Collected data entries:

begin

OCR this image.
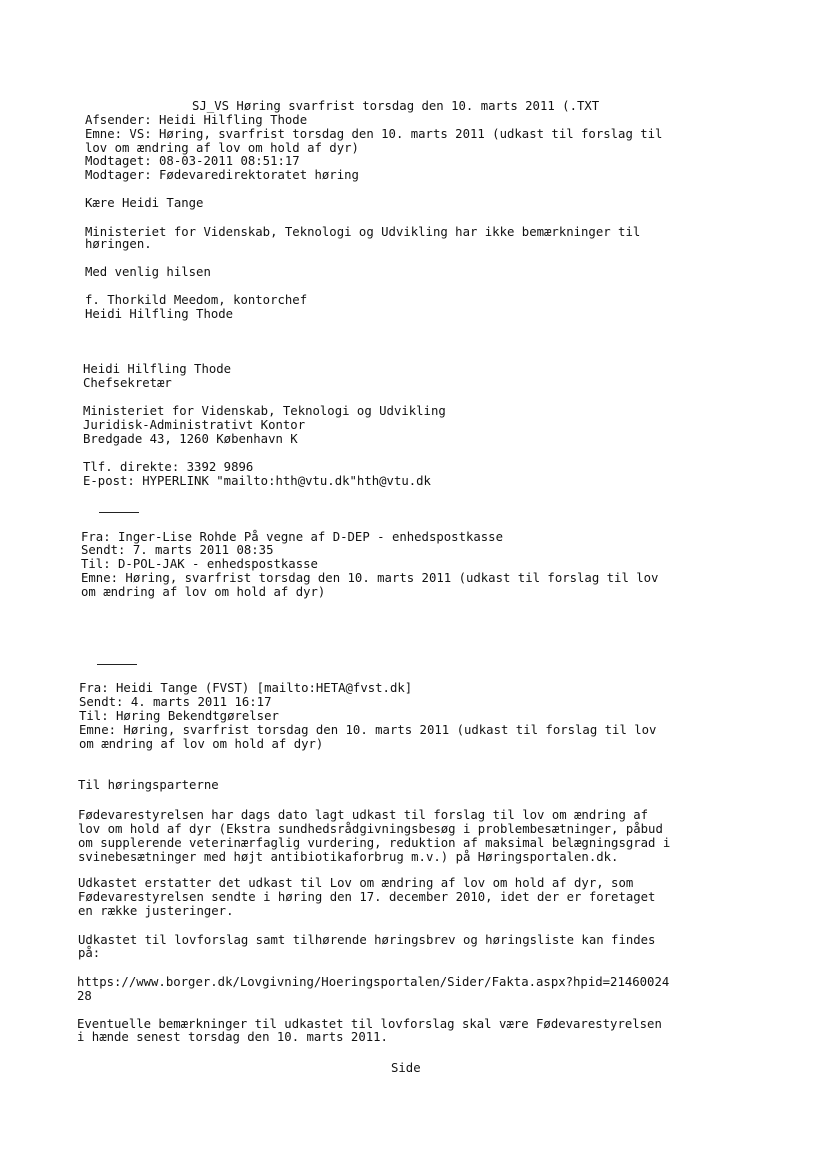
SJ_VS Høring svarfrist torsdag den 10. marts 2011 (.TXT
Afsender: Heidi Hilfling Thode
Emne: VS: Høring, svarfrist torsdag den 10. marts 2011 (udkast til forslag til
lov om ændring af lov om hold af dyr)
Modtaget: 08-03-2011 08:51:17
Modtager: Fødevaredirektoratet høring
Kære Heidi Tange
Ministeriet for Videnskab, Teknologi og Udvikling har ikke bemærkninger til
høringen.
Med venlig hilsen
f. Thorkild Meedom, kontorchef
Heidi Hilfling Thode
Heidi Hilfling Thode
Chefsekretær
Ministeriet for Videnskab, Teknologi og Udvikling
Juridisk-Administrativt Kontor
Bredgade 43, 1260 København K
Tlf. direkte: 3392 9896
E-post: HYPERLINK "mailto:hth@vtu.dk"hth@vtu.dk
Fra: Inger-Lise Rohde På vegne af D-DEP - enhedspostkasse
Sendt: 7. marts 2011 08:35
Til: D-POL-JAK - enhedspostkasse
Emne: Høring, svarfrist torsdag den 10. marts 2011 (udkast til forslag til lov
om ændring af lov om hold af dyr)
Fra: Heidi Tange (FVST) [mailto:HETA@fvst.dk]
Sendt: 4. marts 2011 16:17
Til: Høring Bekendtgørelser
Emne: Høring, svarfrist torsdag den 10. marts 2011 (udkast til forslag til lov
om ændring af lov om hold af dyr)
Til høringsparterne
Fødevarestyrelsen har dags dato lagt udkast til forslag til lov om ændring af
lov om hold af dyr (Ekstra sundhedsrådgivningsbesøg i problembesætninger, påbud
om supplerende veterinærfaglig vurdering, reduktion af maksimal belægningsgrad i
svinebesætninger med højt antibiotikaforbrug m.v.) på Høringsportalen.dk.
Udkastet erstatter det udkast til Lov om ændring af lov om hold af dyr, som
Fødevarestyrelsen sendte i høring den 17. december 2010, idet der er foretaget
en række justeringer.
Udkastet til lovforslag samt tilhørende høringsbrev og høringsliste kan findes
på:
https://www.borger.dk/Lovgivning/Hoeringsportalen/Sider/Fakta.aspx?hpid=21460024
28
Eventuelle bemærkninger til udkastet til lovforslag skal være Fødevarestyrelsen
i hænde senest torsdag den 10. marts 2011.
Side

end

(Exercise details) Go through the records and pull out each line that includes the word "svarfrist".

(Exercise output)
SJ_VS Høring svarfrist torsdag den 10. marts 2011 (.TXT
Emne: VS: Høring, svarfrist torsdag den 10. marts 2011 (udkast til forslag til
Emne: Høring, svarfrist torsdag den 10. marts 2011 (udkast til forslag til lov
Emne: Høring, svarfrist torsdag den 10. marts 2011 (udkast til forslag til lov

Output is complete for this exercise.